(What is asked)
In the entries below, identify every line with the string "河北凯威制药有限责任公司受托生产" and copy it.

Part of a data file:
· · ·

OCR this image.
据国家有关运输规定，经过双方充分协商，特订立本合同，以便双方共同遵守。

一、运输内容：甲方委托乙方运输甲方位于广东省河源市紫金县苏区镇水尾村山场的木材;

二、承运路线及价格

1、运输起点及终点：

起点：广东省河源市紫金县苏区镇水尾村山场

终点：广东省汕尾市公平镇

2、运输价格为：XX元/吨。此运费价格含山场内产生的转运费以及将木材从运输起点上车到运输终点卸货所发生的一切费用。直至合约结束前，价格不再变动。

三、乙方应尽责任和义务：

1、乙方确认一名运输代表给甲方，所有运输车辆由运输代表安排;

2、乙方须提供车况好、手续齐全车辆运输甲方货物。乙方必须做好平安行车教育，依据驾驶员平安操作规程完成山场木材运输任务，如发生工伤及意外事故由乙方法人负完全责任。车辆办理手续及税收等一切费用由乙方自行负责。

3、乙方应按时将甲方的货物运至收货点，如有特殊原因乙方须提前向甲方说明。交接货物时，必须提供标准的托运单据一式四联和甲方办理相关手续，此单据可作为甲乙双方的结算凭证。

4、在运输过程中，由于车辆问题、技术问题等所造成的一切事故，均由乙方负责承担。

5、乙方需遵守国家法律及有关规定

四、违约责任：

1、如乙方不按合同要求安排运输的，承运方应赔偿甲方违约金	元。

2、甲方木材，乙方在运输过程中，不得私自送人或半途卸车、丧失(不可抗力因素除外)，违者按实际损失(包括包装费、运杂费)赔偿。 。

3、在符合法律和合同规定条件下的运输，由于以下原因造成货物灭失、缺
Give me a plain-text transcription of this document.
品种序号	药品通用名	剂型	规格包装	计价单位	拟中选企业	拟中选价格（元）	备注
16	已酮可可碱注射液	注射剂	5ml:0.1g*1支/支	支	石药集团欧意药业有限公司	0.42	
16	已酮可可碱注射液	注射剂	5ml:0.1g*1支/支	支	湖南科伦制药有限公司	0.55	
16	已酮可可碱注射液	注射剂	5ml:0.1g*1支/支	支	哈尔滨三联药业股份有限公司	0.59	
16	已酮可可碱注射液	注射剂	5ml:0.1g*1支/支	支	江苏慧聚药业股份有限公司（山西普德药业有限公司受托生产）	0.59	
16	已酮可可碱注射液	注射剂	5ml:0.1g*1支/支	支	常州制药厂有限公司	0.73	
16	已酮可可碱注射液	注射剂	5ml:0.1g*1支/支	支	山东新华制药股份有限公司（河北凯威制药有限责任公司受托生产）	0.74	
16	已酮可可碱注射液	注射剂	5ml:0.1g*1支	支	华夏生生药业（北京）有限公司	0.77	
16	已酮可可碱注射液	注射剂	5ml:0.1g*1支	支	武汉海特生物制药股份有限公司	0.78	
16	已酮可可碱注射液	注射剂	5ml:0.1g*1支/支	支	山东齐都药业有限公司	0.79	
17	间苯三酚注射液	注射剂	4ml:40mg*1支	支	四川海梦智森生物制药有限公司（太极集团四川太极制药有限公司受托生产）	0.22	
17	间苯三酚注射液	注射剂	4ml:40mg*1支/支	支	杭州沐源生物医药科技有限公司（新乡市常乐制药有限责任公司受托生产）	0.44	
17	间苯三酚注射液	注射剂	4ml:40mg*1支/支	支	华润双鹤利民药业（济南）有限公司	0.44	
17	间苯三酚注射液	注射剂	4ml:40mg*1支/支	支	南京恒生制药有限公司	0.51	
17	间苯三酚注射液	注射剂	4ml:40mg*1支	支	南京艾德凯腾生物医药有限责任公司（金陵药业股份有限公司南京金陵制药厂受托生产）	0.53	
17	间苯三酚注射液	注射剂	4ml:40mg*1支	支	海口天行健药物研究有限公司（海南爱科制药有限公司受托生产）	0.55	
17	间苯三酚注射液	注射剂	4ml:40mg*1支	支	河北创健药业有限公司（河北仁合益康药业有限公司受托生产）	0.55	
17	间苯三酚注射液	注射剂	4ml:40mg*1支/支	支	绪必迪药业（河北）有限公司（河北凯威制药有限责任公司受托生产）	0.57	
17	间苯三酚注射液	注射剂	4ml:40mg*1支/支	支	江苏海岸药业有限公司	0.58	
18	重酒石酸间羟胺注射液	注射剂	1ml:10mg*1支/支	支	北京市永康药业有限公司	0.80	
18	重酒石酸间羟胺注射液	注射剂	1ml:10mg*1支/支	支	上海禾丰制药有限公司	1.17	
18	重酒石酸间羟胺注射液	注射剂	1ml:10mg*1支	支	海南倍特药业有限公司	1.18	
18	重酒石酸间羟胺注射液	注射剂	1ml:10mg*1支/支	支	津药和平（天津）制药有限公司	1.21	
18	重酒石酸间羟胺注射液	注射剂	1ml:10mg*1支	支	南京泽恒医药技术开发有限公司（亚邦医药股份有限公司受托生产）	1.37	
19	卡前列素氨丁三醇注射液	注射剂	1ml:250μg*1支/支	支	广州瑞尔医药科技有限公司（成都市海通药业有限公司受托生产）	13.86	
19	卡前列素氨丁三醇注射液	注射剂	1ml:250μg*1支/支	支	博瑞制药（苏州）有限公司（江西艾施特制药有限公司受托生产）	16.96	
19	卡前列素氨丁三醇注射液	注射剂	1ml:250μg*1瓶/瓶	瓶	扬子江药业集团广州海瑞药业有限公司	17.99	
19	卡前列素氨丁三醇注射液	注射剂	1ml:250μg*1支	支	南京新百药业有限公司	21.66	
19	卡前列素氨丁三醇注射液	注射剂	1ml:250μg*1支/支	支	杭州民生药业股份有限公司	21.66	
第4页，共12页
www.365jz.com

· · ·

(The response)
16	已酮可可碱注射液	注射剂	5ml:0.1g*1支/支	支	山东新华制药股份有限公司（河北凯威制药有限责任公司受托生产）	0.74	
17	间苯三酚注射液	注射剂	4ml:40mg*1支/支	支	绪必迪药业（河北）有限公司（河北凯威制药有限责任公司受托生产）	0.57	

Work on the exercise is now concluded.